-------- Input material --------

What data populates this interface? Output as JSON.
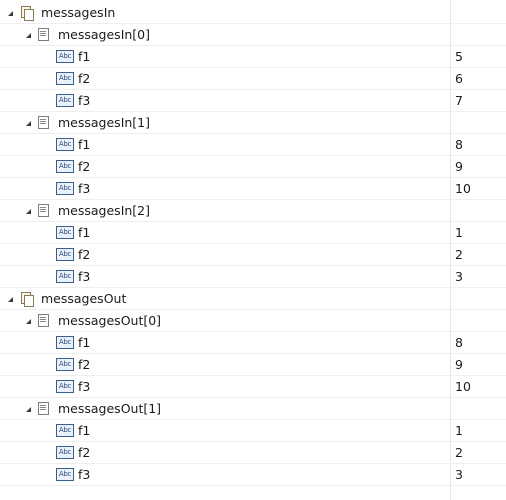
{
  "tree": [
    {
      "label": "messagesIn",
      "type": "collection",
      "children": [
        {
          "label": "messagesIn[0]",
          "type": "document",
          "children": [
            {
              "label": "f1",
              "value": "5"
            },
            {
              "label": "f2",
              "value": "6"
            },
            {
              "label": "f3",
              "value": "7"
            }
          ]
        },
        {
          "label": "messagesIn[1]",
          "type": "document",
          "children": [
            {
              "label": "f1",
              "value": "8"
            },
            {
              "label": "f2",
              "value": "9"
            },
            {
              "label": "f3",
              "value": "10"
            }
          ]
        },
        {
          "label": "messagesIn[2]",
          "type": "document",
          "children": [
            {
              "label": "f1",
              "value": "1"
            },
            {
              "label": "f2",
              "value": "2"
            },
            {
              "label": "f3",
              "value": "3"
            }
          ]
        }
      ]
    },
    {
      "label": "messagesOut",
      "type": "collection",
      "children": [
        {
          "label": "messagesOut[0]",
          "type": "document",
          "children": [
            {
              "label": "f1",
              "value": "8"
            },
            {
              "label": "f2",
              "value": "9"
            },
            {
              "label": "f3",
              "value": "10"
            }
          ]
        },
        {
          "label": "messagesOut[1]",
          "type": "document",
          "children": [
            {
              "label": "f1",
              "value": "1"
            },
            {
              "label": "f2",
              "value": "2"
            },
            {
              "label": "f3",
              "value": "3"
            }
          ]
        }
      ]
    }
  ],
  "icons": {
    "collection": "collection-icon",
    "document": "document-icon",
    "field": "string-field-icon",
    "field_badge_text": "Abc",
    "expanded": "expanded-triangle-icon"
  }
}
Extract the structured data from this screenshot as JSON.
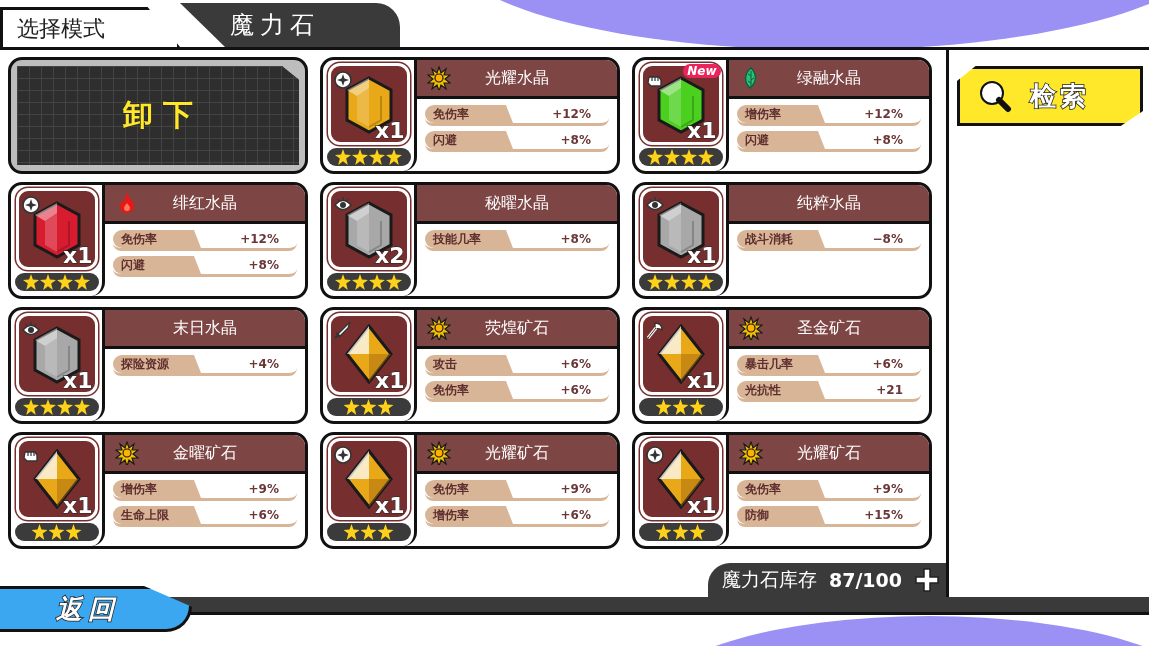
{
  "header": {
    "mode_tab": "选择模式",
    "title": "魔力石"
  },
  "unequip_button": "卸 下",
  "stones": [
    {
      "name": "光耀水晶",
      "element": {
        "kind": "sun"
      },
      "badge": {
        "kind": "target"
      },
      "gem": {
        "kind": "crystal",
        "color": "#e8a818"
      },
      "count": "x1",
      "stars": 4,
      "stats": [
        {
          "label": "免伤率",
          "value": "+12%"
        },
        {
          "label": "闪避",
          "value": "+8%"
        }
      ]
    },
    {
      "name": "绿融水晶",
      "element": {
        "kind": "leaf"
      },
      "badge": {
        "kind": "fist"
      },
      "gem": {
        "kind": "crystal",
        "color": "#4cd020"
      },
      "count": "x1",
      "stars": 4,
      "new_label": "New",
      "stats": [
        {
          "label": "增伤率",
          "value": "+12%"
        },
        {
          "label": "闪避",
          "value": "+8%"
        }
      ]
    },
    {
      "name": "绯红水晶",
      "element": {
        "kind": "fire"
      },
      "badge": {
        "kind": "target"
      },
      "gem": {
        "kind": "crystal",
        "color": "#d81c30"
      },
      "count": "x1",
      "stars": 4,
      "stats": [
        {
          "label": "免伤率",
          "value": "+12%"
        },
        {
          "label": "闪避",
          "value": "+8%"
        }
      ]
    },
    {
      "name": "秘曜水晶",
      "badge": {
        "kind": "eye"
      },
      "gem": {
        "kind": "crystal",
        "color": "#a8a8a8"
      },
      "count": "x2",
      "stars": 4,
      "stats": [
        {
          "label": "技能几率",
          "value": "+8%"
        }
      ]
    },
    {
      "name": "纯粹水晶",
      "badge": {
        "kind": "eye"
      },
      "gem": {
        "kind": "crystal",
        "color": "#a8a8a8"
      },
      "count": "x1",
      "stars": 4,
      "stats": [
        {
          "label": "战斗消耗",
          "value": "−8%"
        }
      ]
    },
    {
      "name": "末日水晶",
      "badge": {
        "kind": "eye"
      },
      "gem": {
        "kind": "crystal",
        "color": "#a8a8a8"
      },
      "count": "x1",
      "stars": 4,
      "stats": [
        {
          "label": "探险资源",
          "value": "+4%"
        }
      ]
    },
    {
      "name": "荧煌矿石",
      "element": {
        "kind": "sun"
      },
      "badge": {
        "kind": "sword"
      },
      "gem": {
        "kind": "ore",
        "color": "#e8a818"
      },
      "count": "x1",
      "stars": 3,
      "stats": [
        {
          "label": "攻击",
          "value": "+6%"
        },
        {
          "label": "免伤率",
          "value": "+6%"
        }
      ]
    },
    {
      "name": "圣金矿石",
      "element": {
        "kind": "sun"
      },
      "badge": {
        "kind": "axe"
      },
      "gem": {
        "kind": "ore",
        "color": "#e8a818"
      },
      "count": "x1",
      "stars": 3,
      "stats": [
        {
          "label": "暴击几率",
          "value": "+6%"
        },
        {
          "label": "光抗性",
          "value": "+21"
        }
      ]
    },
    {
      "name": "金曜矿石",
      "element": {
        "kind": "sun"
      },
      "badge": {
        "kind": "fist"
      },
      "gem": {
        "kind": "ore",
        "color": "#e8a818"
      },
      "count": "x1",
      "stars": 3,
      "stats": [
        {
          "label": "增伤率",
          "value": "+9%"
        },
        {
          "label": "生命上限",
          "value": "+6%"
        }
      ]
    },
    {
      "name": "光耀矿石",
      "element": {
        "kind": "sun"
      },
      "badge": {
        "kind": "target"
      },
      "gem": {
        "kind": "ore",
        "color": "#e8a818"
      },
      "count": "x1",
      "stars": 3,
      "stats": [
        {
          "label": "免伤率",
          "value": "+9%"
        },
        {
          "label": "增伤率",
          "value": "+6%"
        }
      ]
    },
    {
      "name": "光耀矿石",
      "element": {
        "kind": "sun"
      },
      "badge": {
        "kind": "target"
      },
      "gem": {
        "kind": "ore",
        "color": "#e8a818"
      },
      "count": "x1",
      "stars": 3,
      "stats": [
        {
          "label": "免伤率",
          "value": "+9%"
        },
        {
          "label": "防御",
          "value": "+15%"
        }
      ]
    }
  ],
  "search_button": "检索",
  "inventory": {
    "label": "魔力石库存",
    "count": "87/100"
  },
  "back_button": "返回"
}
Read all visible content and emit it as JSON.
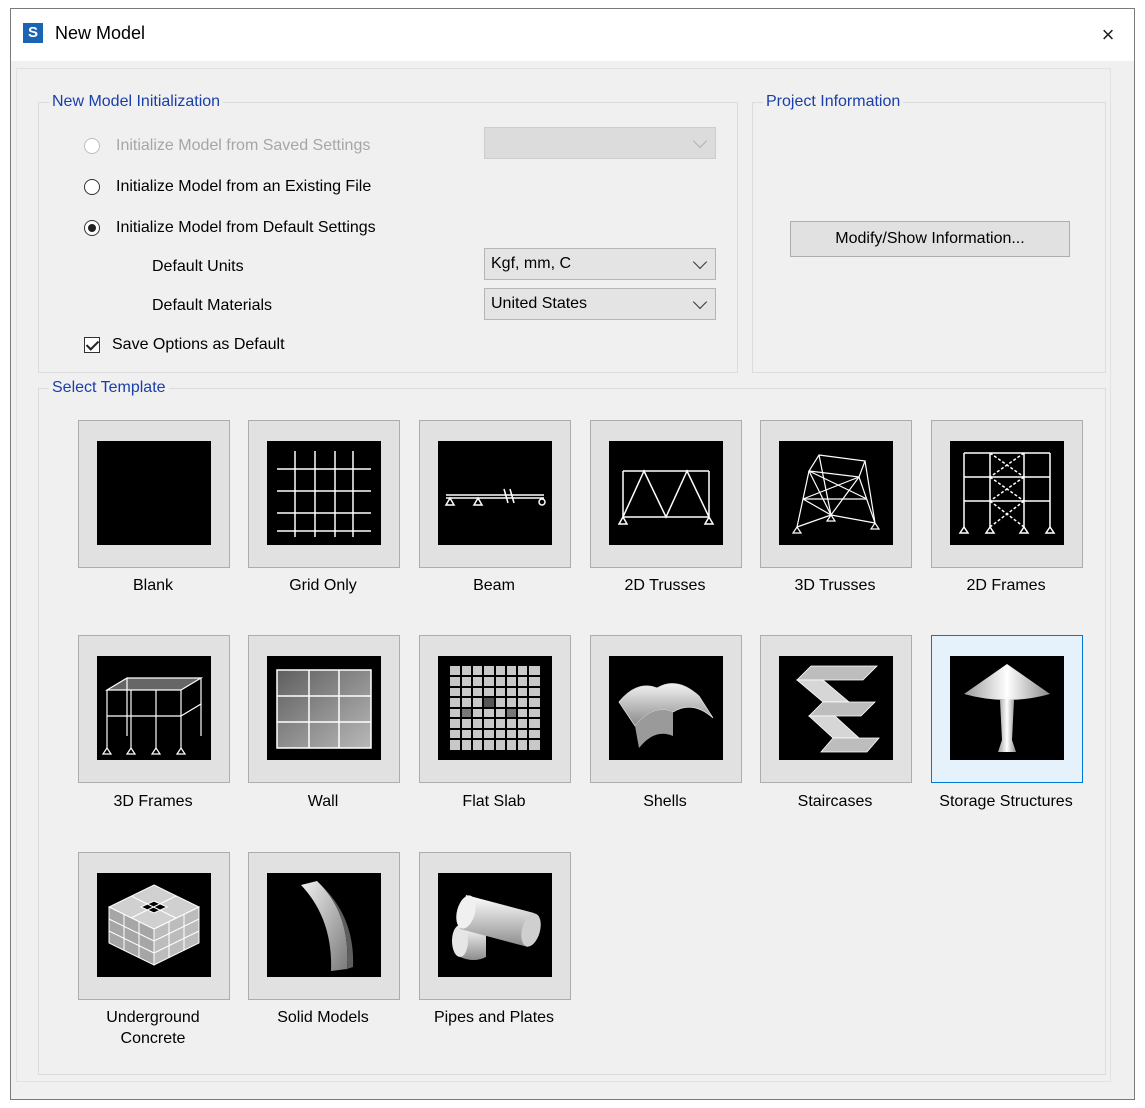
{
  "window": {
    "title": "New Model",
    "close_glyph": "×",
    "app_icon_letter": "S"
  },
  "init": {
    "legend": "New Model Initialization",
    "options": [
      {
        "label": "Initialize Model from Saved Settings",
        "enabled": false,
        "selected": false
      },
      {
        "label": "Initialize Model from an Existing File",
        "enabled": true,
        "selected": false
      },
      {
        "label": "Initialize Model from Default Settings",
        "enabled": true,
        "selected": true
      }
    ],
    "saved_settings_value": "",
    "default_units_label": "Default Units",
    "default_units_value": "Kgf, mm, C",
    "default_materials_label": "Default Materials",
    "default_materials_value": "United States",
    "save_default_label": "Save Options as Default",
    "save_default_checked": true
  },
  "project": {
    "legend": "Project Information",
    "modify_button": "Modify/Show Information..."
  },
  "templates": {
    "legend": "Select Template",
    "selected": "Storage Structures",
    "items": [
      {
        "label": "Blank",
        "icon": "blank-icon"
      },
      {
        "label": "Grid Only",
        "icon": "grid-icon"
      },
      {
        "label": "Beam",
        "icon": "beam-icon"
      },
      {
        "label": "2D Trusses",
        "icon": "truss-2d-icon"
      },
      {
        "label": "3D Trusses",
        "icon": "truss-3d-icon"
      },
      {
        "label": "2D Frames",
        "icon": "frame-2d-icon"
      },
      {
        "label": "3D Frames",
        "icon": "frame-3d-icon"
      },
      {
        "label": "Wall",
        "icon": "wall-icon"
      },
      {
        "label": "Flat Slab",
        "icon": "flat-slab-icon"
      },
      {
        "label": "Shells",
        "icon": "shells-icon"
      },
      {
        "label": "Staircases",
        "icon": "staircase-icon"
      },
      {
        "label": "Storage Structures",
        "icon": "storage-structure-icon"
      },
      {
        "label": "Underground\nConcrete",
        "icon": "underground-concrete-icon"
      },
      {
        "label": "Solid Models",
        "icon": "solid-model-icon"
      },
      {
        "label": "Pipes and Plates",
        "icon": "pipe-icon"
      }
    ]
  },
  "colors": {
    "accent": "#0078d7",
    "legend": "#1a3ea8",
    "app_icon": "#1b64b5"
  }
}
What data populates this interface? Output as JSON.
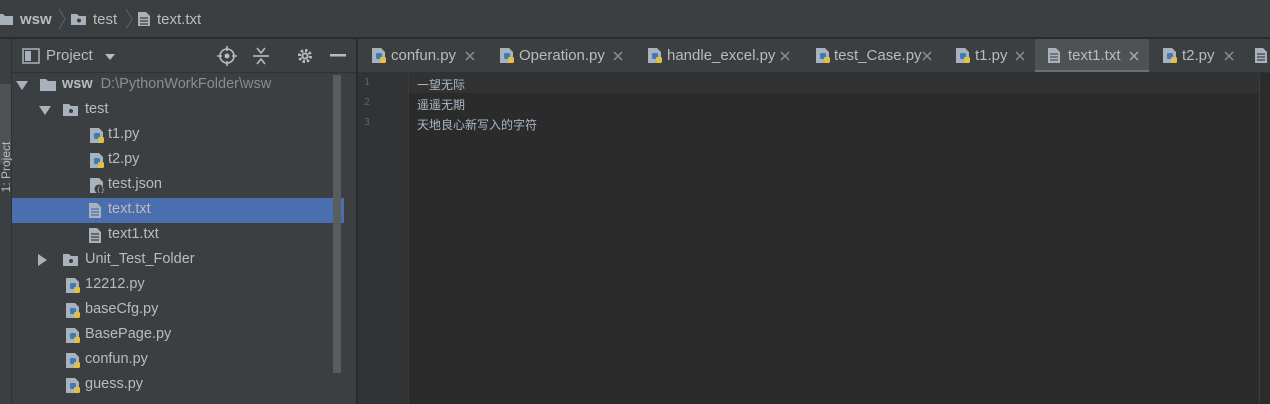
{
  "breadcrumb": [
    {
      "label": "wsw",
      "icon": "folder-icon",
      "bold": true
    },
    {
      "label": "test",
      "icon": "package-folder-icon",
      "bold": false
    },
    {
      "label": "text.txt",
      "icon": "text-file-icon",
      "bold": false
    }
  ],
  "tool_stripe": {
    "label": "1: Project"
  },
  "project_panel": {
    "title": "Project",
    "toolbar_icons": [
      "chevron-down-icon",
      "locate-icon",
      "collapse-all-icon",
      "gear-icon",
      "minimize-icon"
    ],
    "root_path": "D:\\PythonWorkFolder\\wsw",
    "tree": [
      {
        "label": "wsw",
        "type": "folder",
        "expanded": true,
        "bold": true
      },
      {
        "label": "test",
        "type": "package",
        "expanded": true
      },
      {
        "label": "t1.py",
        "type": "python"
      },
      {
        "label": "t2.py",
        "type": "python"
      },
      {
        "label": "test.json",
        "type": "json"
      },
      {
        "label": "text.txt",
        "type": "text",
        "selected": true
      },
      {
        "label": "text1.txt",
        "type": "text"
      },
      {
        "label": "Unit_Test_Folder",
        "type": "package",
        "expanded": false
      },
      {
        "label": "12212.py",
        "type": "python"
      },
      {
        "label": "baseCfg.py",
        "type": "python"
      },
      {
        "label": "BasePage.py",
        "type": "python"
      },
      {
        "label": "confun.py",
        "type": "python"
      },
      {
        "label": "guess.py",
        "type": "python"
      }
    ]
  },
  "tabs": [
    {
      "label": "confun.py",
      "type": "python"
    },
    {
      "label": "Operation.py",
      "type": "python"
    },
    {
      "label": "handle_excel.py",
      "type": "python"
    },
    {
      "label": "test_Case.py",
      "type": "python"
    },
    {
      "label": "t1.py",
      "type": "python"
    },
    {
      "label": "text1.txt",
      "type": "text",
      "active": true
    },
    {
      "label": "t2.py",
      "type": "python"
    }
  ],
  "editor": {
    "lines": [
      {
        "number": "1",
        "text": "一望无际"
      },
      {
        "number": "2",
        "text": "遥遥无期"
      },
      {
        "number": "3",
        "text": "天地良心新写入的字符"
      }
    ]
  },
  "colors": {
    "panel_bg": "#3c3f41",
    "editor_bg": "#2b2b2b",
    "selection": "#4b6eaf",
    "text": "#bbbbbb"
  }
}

--------

### Direction
Scan the lines for the string "from". Copy out each line that matches.

### Answer to this problem
Extract the structured data from this screenshot as JSON.
        "label": "Initialize Model from Saved Settings",
        "label": "Initialize Model from an Existing File",
        "label": "Initialize Model from Default Settings",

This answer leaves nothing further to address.